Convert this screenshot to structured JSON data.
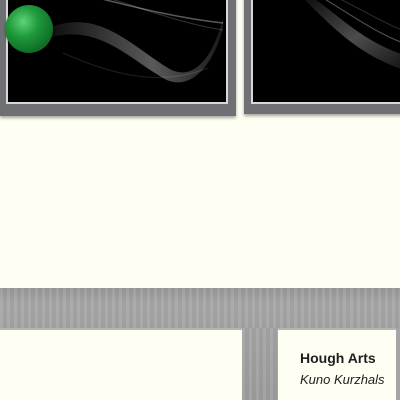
{
  "gallery": {
    "artwork_label": {
      "title": "Hough Arts",
      "artist": "Kuno Kurzhals"
    },
    "marker": {
      "icon": "green-sphere-marker",
      "color": "#1f9a3b"
    },
    "colors": {
      "wall": "#fefef2",
      "floor": "#a3a3a3",
      "frame": "#6f7073",
      "canvas": "#000000"
    }
  }
}
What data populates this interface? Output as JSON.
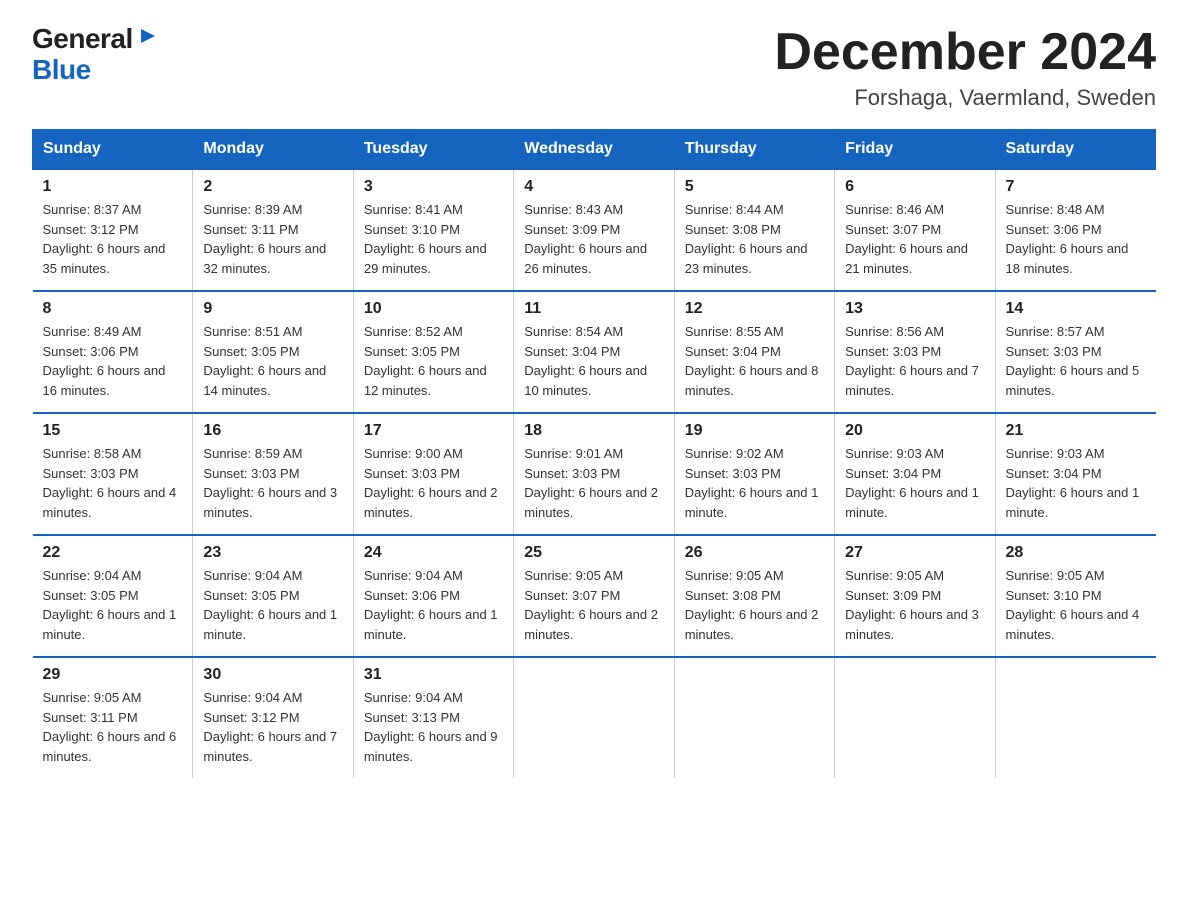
{
  "logo": {
    "general": "General",
    "blue": "Blue"
  },
  "title": "December 2024",
  "subtitle": "Forshaga, Vaermland, Sweden",
  "headers": [
    "Sunday",
    "Monday",
    "Tuesday",
    "Wednesday",
    "Thursday",
    "Friday",
    "Saturday"
  ],
  "weeks": [
    [
      {
        "day": "1",
        "sunrise": "8:37 AM",
        "sunset": "3:12 PM",
        "daylight": "6 hours and 35 minutes."
      },
      {
        "day": "2",
        "sunrise": "8:39 AM",
        "sunset": "3:11 PM",
        "daylight": "6 hours and 32 minutes."
      },
      {
        "day": "3",
        "sunrise": "8:41 AM",
        "sunset": "3:10 PM",
        "daylight": "6 hours and 29 minutes."
      },
      {
        "day": "4",
        "sunrise": "8:43 AM",
        "sunset": "3:09 PM",
        "daylight": "6 hours and 26 minutes."
      },
      {
        "day": "5",
        "sunrise": "8:44 AM",
        "sunset": "3:08 PM",
        "daylight": "6 hours and 23 minutes."
      },
      {
        "day": "6",
        "sunrise": "8:46 AM",
        "sunset": "3:07 PM",
        "daylight": "6 hours and 21 minutes."
      },
      {
        "day": "7",
        "sunrise": "8:48 AM",
        "sunset": "3:06 PM",
        "daylight": "6 hours and 18 minutes."
      }
    ],
    [
      {
        "day": "8",
        "sunrise": "8:49 AM",
        "sunset": "3:06 PM",
        "daylight": "6 hours and 16 minutes."
      },
      {
        "day": "9",
        "sunrise": "8:51 AM",
        "sunset": "3:05 PM",
        "daylight": "6 hours and 14 minutes."
      },
      {
        "day": "10",
        "sunrise": "8:52 AM",
        "sunset": "3:05 PM",
        "daylight": "6 hours and 12 minutes."
      },
      {
        "day": "11",
        "sunrise": "8:54 AM",
        "sunset": "3:04 PM",
        "daylight": "6 hours and 10 minutes."
      },
      {
        "day": "12",
        "sunrise": "8:55 AM",
        "sunset": "3:04 PM",
        "daylight": "6 hours and 8 minutes."
      },
      {
        "day": "13",
        "sunrise": "8:56 AM",
        "sunset": "3:03 PM",
        "daylight": "6 hours and 7 minutes."
      },
      {
        "day": "14",
        "sunrise": "8:57 AM",
        "sunset": "3:03 PM",
        "daylight": "6 hours and 5 minutes."
      }
    ],
    [
      {
        "day": "15",
        "sunrise": "8:58 AM",
        "sunset": "3:03 PM",
        "daylight": "6 hours and 4 minutes."
      },
      {
        "day": "16",
        "sunrise": "8:59 AM",
        "sunset": "3:03 PM",
        "daylight": "6 hours and 3 minutes."
      },
      {
        "day": "17",
        "sunrise": "9:00 AM",
        "sunset": "3:03 PM",
        "daylight": "6 hours and 2 minutes."
      },
      {
        "day": "18",
        "sunrise": "9:01 AM",
        "sunset": "3:03 PM",
        "daylight": "6 hours and 2 minutes."
      },
      {
        "day": "19",
        "sunrise": "9:02 AM",
        "sunset": "3:03 PM",
        "daylight": "6 hours and 1 minute."
      },
      {
        "day": "20",
        "sunrise": "9:03 AM",
        "sunset": "3:04 PM",
        "daylight": "6 hours and 1 minute."
      },
      {
        "day": "21",
        "sunrise": "9:03 AM",
        "sunset": "3:04 PM",
        "daylight": "6 hours and 1 minute."
      }
    ],
    [
      {
        "day": "22",
        "sunrise": "9:04 AM",
        "sunset": "3:05 PM",
        "daylight": "6 hours and 1 minute."
      },
      {
        "day": "23",
        "sunrise": "9:04 AM",
        "sunset": "3:05 PM",
        "daylight": "6 hours and 1 minute."
      },
      {
        "day": "24",
        "sunrise": "9:04 AM",
        "sunset": "3:06 PM",
        "daylight": "6 hours and 1 minute."
      },
      {
        "day": "25",
        "sunrise": "9:05 AM",
        "sunset": "3:07 PM",
        "daylight": "6 hours and 2 minutes."
      },
      {
        "day": "26",
        "sunrise": "9:05 AM",
        "sunset": "3:08 PM",
        "daylight": "6 hours and 2 minutes."
      },
      {
        "day": "27",
        "sunrise": "9:05 AM",
        "sunset": "3:09 PM",
        "daylight": "6 hours and 3 minutes."
      },
      {
        "day": "28",
        "sunrise": "9:05 AM",
        "sunset": "3:10 PM",
        "daylight": "6 hours and 4 minutes."
      }
    ],
    [
      {
        "day": "29",
        "sunrise": "9:05 AM",
        "sunset": "3:11 PM",
        "daylight": "6 hours and 6 minutes."
      },
      {
        "day": "30",
        "sunrise": "9:04 AM",
        "sunset": "3:12 PM",
        "daylight": "6 hours and 7 minutes."
      },
      {
        "day": "31",
        "sunrise": "9:04 AM",
        "sunset": "3:13 PM",
        "daylight": "6 hours and 9 minutes."
      },
      null,
      null,
      null,
      null
    ]
  ]
}
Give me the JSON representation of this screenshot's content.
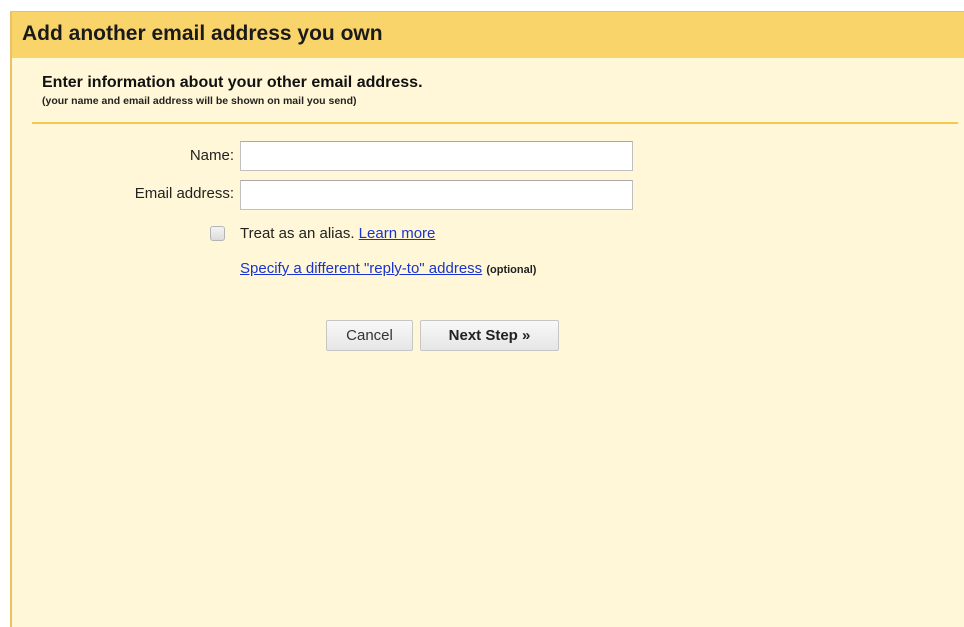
{
  "dialog": {
    "title": "Add another email address you own",
    "heading": "Enter information about your other email address.",
    "subheading": "(your name and email address will be shown on mail you send)"
  },
  "form": {
    "name_label": "Name:",
    "name_value": "",
    "email_label": "Email address:",
    "email_value": "",
    "alias_checked": false,
    "alias_label": "Treat as an alias.",
    "learn_more_link": "Learn more",
    "reply_to_link": "Specify a different \"reply-to\" address",
    "optional_label": "(optional)"
  },
  "buttons": {
    "cancel_label": "Cancel",
    "next_label": "Next Step »"
  },
  "colors": {
    "title_bar": "#f9d46b",
    "panel_background": "#fff7d7",
    "divider": "#f2c94c",
    "link": "#1a33cc"
  }
}
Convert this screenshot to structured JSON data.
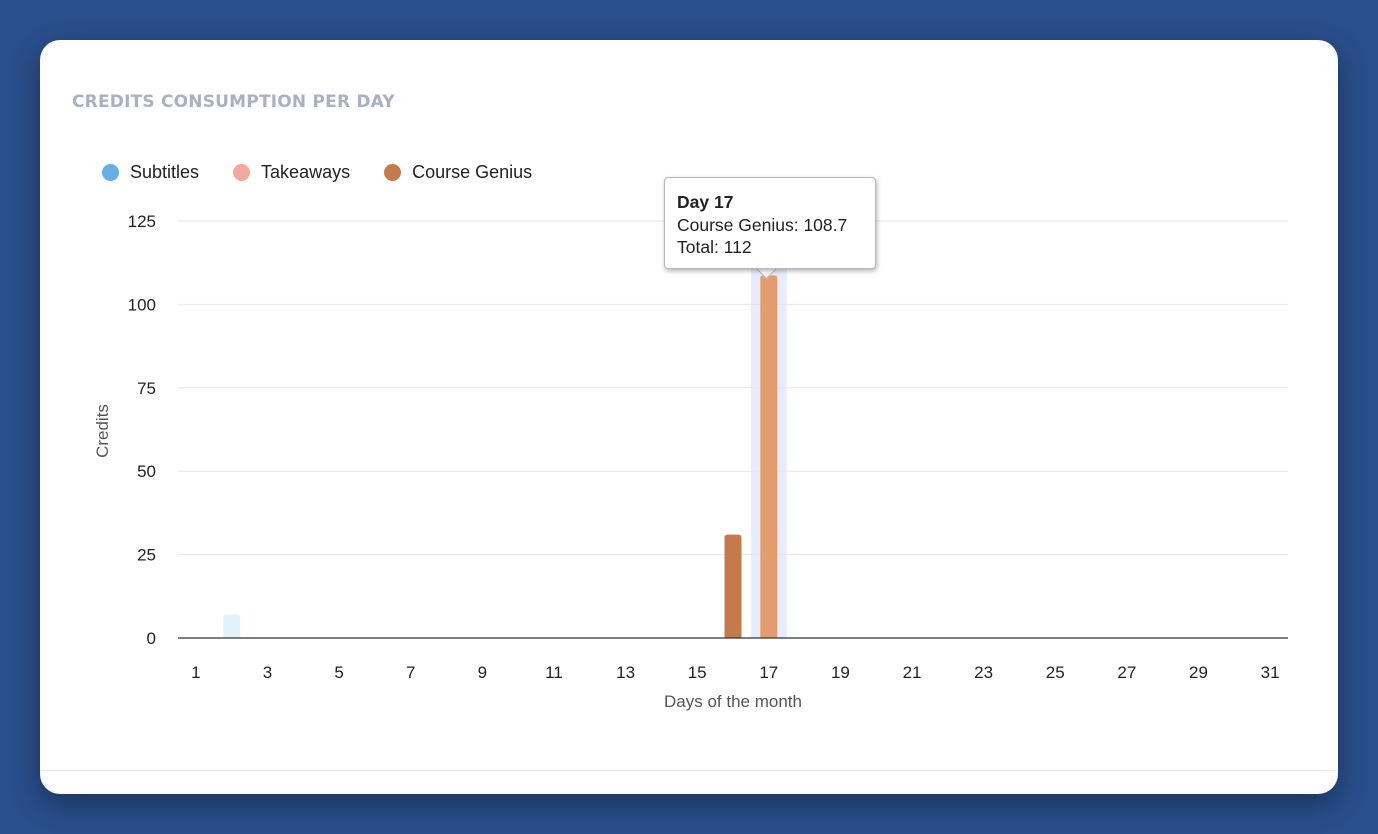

+-------+

| Exercise objective |
All of the data above should be transcribed verbatim, with pictures omitted.

| Task solution |
Convert this screenshot to structured JSON data.
{
  "gallery": {
    "artwork_label": {
      "title": "Hough Arts",
      "artist": "Kuno Kurzhals"
    },
    "marker": {
      "icon": "green-sphere-marker",
      "color": "#1f9a3b"
    },
    "colors": {
      "wall": "#fefef2",
      "floor": "#a3a3a3",
      "frame": "#6f7073",
      "canvas": "#000000"
    }
  }
}
What data populates this interface? Output as JSON.
{
  "logo": {
    "general": "General",
    "blue": "Blue"
  },
  "title": "December 2024",
  "subtitle": "Forshaga, Vaermland, Sweden",
  "headers": [
    "Sunday",
    "Monday",
    "Tuesday",
    "Wednesday",
    "Thursday",
    "Friday",
    "Saturday"
  ],
  "weeks": [
    [
      {
        "day": "1",
        "sunrise": "8:37 AM",
        "sunset": "3:12 PM",
        "daylight": "6 hours and 35 minutes."
      },
      {
        "day": "2",
        "sunrise": "8:39 AM",
        "sunset": "3:11 PM",
        "daylight": "6 hours and 32 minutes."
      },
      {
        "day": "3",
        "sunrise": "8:41 AM",
        "sunset": "3:10 PM",
        "daylight": "6 hours and 29 minutes."
      },
      {
        "day": "4",
        "sunrise": "8:43 AM",
        "sunset": "3:09 PM",
        "daylight": "6 hours and 26 minutes."
      },
      {
        "day": "5",
        "sunrise": "8:44 AM",
        "sunset": "3:08 PM",
        "daylight": "6 hours and 23 minutes."
      },
      {
        "day": "6",
        "sunrise": "8:46 AM",
        "sunset": "3:07 PM",
        "daylight": "6 hours and 21 minutes."
      },
      {
        "day": "7",
        "sunrise": "8:48 AM",
        "sunset": "3:06 PM",
        "daylight": "6 hours and 18 minutes."
      }
    ],
    [
      {
        "day": "8",
        "sunrise": "8:49 AM",
        "sunset": "3:06 PM",
        "daylight": "6 hours and 16 minutes."
      },
      {
        "day": "9",
        "sunrise": "8:51 AM",
        "sunset": "3:05 PM",
        "daylight": "6 hours and 14 minutes."
      },
      {
        "day": "10",
        "sunrise": "8:52 AM",
        "sunset": "3:05 PM",
        "daylight": "6 hours and 12 minutes."
      },
      {
        "day": "11",
        "sunrise": "8:54 AM",
        "sunset": "3:04 PM",
        "daylight": "6 hours and 10 minutes."
      },
      {
        "day": "12",
        "sunrise": "8:55 AM",
        "sunset": "3:04 PM",
        "daylight": "6 hours and 8 minutes."
      },
      {
        "day": "13",
        "sunrise": "8:56 AM",
        "sunset": "3:03 PM",
        "daylight": "6 hours and 7 minutes."
      },
      {
        "day": "14",
        "sunrise": "8:57 AM",
        "sunset": "3:03 PM",
        "daylight": "6 hours and 5 minutes."
      }
    ],
    [
      {
        "day": "15",
        "sunrise": "8:58 AM",
        "sunset": "3:03 PM",
        "daylight": "6 hours and 4 minutes."
      },
      {
        "day": "16",
        "sunrise": "8:59 AM",
        "sunset": "3:03 PM",
        "daylight": "6 hours and 3 minutes."
      },
      {
        "day": "17",
        "sunrise": "9:00 AM",
        "sunset": "3:03 PM",
        "daylight": "6 hours and 2 minutes."
      },
      {
        "day": "18",
        "sunrise": "9:01 AM",
        "sunset": "3:03 PM",
        "daylight": "6 hours and 2 minutes."
      },
      {
        "day": "19",
        "sunrise": "9:02 AM",
        "sunset": "3:03 PM",
        "daylight": "6 hours and 1 minute."
      },
      {
        "day": "20",
        "sunrise": "9:03 AM",
        "sunset": "3:04 PM",
        "daylight": "6 hours and 1 minute."
      },
      {
        "day": "21",
        "sunrise": "9:03 AM",
        "sunset": "3:04 PM",
        "daylight": "6 hours and 1 minute."
      }
    ],
    [
      {
        "day": "22",
        "sunrise": "9:04 AM",
        "sunset": "3:05 PM",
        "daylight": "6 hours and 1 minute."
      },
      {
        "day": "23",
        "sunrise": "9:04 AM",
        "sunset": "3:05 PM",
        "daylight": "6 hours and 1 minute."
      },
      {
        "day": "24",
        "sunrise": "9:04 AM",
        "sunset": "3:06 PM",
        "daylight": "6 hours and 1 minute."
      },
      {
        "day": "25",
        "sunrise": "9:05 AM",
        "sunset": "3:07 PM",
        "daylight": "6 hours and 2 minutes."
      },
      {
        "day": "26",
        "sunrise": "9:05 AM",
        "sunset": "3:08 PM",
        "daylight": "6 hours and 2 minutes."
      },
      {
        "day": "27",
        "sunrise": "9:05 AM",
        "sunset": "3:09 PM",
        "daylight": "6 hours and 3 minutes."
      },
      {
        "day": "28",
        "sunrise": "9:05 AM",
        "sunset": "3:10 PM",
        "daylight": "6 hours and 4 minutes."
      }
    ],
    [
      {
        "day": "29",
        "sunrise": "9:05 AM",
        "sunset": "3:11 PM",
        "daylight": "6 hours and 6 minutes."
      },
      {
        "day": "30",
        "sunrise": "9:04 AM",
        "sunset": "3:12 PM",
        "daylight": "6 hours and 7 minutes."
      },
      {
        "day": "31",
        "sunrise": "9:04 AM",
        "sunset": "3:13 PM",
        "daylight": "6 hours and 9 minutes."
      },
      null,
      null,
      null,
      null
    ]
  ]
}
Give me the JSON representation of this screenshot's content.
{
  "dialog": {
    "title": "Add another email address you own",
    "heading": "Enter information about your other email address.",
    "subheading": "(your name and email address will be shown on mail you send)"
  },
  "form": {
    "name_label": "Name:",
    "name_value": "",
    "email_label": "Email address:",
    "email_value": "",
    "alias_checked": false,
    "alias_label": "Treat as an alias.",
    "learn_more_link": "Learn more",
    "reply_to_link": "Specify a different \"reply-to\" address",
    "optional_label": "(optional)"
  },
  "buttons": {
    "cancel_label": "Cancel",
    "next_label": "Next Step »"
  },
  "colors": {
    "title_bar": "#f9d46b",
    "panel_background": "#fff7d7",
    "divider": "#f2c94c",
    "link": "#1a33cc"
  }
}
Convert this screenshot to structured JSON data.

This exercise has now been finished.